### Exercise requirements:
Without the pictures, return each record as it appears.

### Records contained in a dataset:

※

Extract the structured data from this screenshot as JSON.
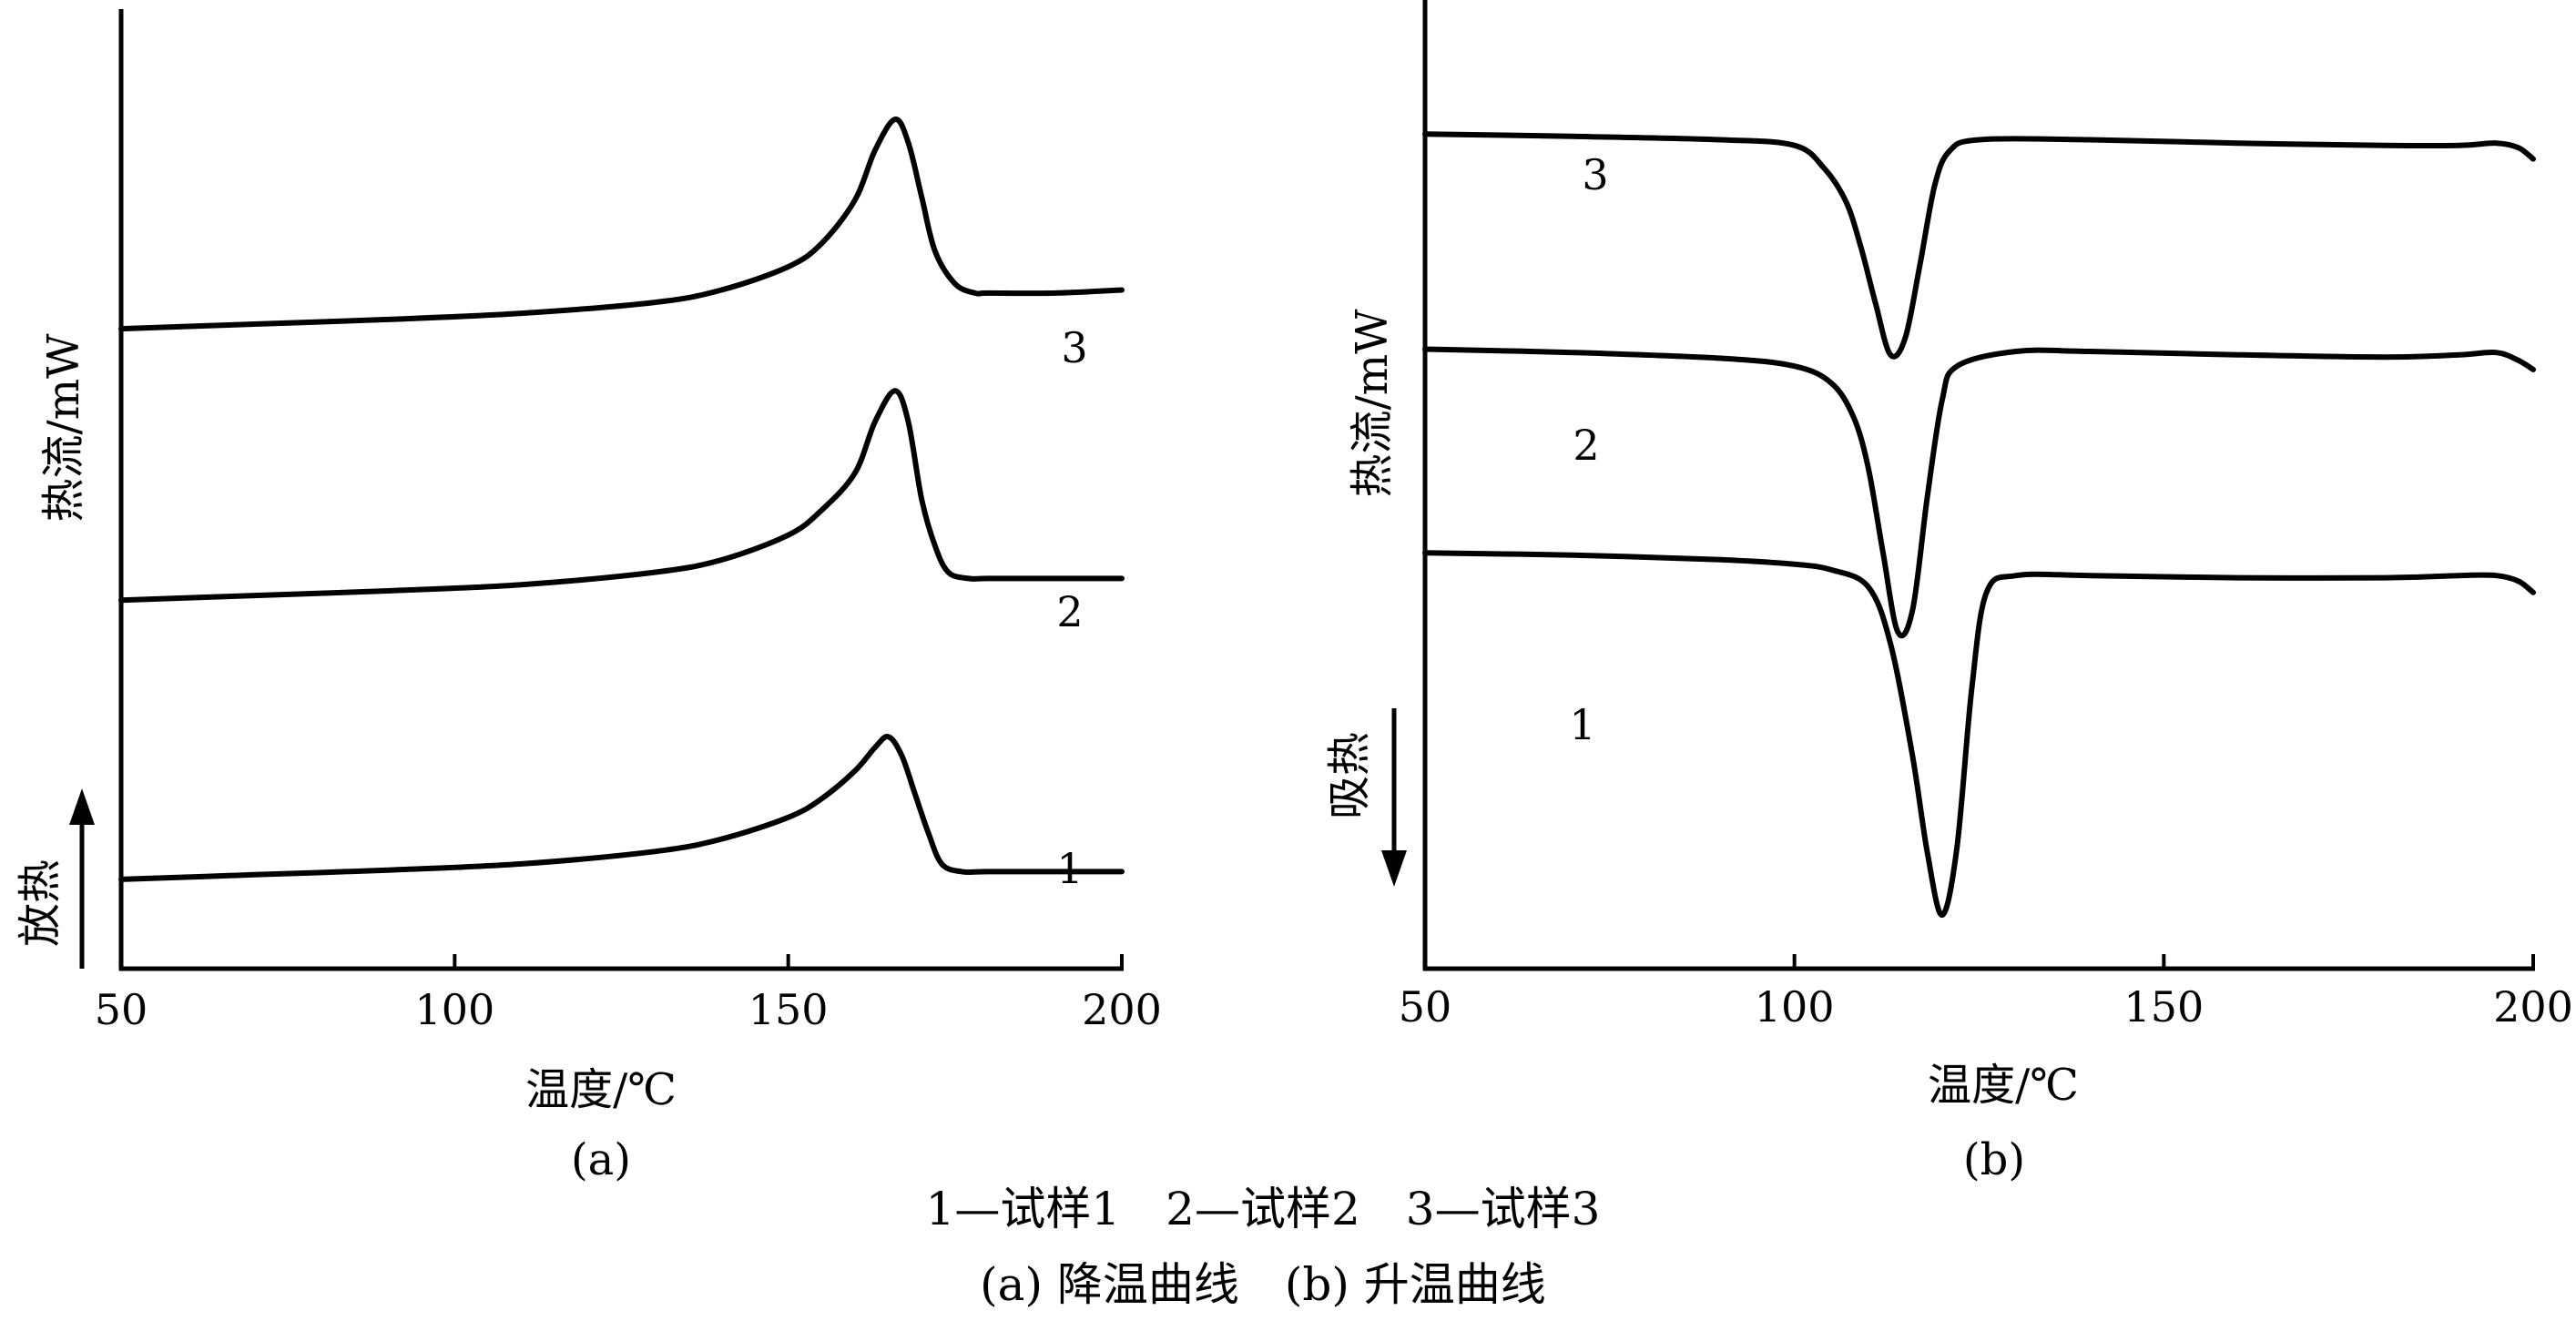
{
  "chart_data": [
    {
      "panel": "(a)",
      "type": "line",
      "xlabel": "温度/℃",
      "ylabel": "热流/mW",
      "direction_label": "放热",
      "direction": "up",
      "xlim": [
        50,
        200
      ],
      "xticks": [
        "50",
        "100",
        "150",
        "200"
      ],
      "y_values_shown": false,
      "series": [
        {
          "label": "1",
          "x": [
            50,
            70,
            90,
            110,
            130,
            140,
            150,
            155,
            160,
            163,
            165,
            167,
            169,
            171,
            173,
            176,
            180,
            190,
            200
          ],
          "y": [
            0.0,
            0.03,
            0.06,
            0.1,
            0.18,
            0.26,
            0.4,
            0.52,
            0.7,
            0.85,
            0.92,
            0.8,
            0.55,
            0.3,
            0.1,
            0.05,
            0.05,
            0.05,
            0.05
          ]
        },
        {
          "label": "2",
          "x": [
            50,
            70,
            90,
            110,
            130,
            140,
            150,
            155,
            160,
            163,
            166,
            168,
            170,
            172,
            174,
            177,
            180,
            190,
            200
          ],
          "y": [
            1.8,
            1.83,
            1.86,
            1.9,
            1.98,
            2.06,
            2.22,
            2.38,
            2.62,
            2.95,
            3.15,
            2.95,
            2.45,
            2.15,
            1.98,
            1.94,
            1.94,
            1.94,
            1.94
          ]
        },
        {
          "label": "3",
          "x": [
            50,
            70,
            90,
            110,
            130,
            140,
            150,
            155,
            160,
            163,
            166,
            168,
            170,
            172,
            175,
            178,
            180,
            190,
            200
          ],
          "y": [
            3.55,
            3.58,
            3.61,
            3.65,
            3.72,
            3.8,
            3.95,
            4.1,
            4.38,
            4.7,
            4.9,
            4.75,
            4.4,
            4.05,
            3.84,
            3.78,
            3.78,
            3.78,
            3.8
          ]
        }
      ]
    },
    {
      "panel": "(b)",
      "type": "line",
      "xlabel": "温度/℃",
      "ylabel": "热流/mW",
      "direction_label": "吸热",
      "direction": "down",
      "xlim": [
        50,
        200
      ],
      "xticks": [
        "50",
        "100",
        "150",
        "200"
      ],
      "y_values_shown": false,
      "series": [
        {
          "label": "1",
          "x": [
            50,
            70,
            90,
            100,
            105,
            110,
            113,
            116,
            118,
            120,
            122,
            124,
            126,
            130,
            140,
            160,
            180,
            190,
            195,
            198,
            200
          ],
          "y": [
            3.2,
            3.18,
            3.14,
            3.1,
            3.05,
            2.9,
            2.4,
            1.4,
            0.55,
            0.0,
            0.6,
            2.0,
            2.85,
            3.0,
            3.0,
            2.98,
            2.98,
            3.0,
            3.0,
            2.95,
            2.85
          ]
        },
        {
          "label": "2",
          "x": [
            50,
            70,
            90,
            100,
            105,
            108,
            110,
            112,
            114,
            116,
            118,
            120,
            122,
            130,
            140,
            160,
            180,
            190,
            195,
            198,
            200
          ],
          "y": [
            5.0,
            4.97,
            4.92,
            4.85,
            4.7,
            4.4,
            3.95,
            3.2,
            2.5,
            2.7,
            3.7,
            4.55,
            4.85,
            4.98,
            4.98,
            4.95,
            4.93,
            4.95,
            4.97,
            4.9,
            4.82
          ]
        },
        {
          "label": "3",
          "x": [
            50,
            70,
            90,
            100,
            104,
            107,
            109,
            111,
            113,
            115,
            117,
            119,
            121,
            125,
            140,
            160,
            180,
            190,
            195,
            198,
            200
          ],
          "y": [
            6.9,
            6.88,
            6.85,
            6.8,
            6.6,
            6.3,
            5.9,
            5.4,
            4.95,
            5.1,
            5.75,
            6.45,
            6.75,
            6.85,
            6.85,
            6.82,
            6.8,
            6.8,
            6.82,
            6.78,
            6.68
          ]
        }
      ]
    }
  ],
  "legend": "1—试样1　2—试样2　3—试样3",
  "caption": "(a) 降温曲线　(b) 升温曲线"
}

※

### The result:
Extract the structured data from this screenshot as JSON.
{
  "chart_data": [
    {
      "panel": "(a)",
      "type": "line",
      "xlabel": "温度/℃",
      "ylabel": "热流/mW",
      "direction_label": "放热",
      "direction": "up",
      "xlim": [
        50,
        200
      ],
      "xticks": [
        "50",
        "100",
        "150",
        "200"
      ],
      "y_values_shown": false,
      "series": [
        {
          "label": "1",
          "x": [
            50,
            70,
            90,
            110,
            130,
            140,
            150,
            155,
            160,
            163,
            165,
            167,
            169,
            171,
            173,
            176,
            180,
            190,
            200
          ],
          "y": [
            0.0,
            0.03,
            0.06,
            0.1,
            0.18,
            0.26,
            0.4,
            0.52,
            0.7,
            0.85,
            0.92,
            0.8,
            0.55,
            0.3,
            0.1,
            0.05,
            0.05,
            0.05,
            0.05
          ]
        },
        {
          "label": "2",
          "x": [
            50,
            70,
            90,
            110,
            130,
            140,
            150,
            155,
            160,
            163,
            166,
            168,
            170,
            172,
            174,
            177,
            180,
            190,
            200
          ],
          "y": [
            1.8,
            1.83,
            1.86,
            1.9,
            1.98,
            2.06,
            2.22,
            2.38,
            2.62,
            2.95,
            3.15,
            2.95,
            2.45,
            2.15,
            1.98,
            1.94,
            1.94,
            1.94,
            1.94
          ]
        },
        {
          "label": "3",
          "x": [
            50,
            70,
            90,
            110,
            130,
            140,
            150,
            155,
            160,
            163,
            166,
            168,
            170,
            172,
            175,
            178,
            180,
            190,
            200
          ],
          "y": [
            3.55,
            3.58,
            3.61,
            3.65,
            3.72,
            3.8,
            3.95,
            4.1,
            4.38,
            4.7,
            4.9,
            4.75,
            4.4,
            4.05,
            3.84,
            3.78,
            3.78,
            3.78,
            3.8
          ]
        }
      ]
    },
    {
      "panel": "(b)",
      "type": "line",
      "xlabel": "温度/℃",
      "ylabel": "热流/mW",
      "direction_label": "吸热",
      "direction": "down",
      "xlim": [
        50,
        200
      ],
      "xticks": [
        "50",
        "100",
        "150",
        "200"
      ],
      "y_values_shown": false,
      "series": [
        {
          "label": "1",
          "x": [
            50,
            70,
            90,
            100,
            105,
            110,
            113,
            116,
            118,
            120,
            122,
            124,
            126,
            130,
            140,
            160,
            180,
            190,
            195,
            198,
            200
          ],
          "y": [
            3.2,
            3.18,
            3.14,
            3.1,
            3.05,
            2.9,
            2.4,
            1.4,
            0.55,
            0.0,
            0.6,
            2.0,
            2.85,
            3.0,
            3.0,
            2.98,
            2.98,
            3.0,
            3.0,
            2.95,
            2.85
          ]
        },
        {
          "label": "2",
          "x": [
            50,
            70,
            90,
            100,
            105,
            108,
            110,
            112,
            114,
            116,
            118,
            120,
            122,
            130,
            140,
            160,
            180,
            190,
            195,
            198,
            200
          ],
          "y": [
            5.0,
            4.97,
            4.92,
            4.85,
            4.7,
            4.4,
            3.95,
            3.2,
            2.5,
            2.7,
            3.7,
            4.55,
            4.85,
            4.98,
            4.98,
            4.95,
            4.93,
            4.95,
            4.97,
            4.9,
            4.82
          ]
        },
        {
          "label": "3",
          "x": [
            50,
            70,
            90,
            100,
            104,
            107,
            109,
            111,
            113,
            115,
            117,
            119,
            121,
            125,
            140,
            160,
            180,
            190,
            195,
            198,
            200
          ],
          "y": [
            6.9,
            6.88,
            6.85,
            6.8,
            6.6,
            6.3,
            5.9,
            5.4,
            4.95,
            5.1,
            5.75,
            6.45,
            6.75,
            6.85,
            6.85,
            6.82,
            6.8,
            6.8,
            6.82,
            6.78,
            6.68
          ]
        }
      ]
    }
  ],
  "legend": "1—试样1　2—试样2　3—试样3",
  "caption": "(a) 降温曲线　(b) 升温曲线"
}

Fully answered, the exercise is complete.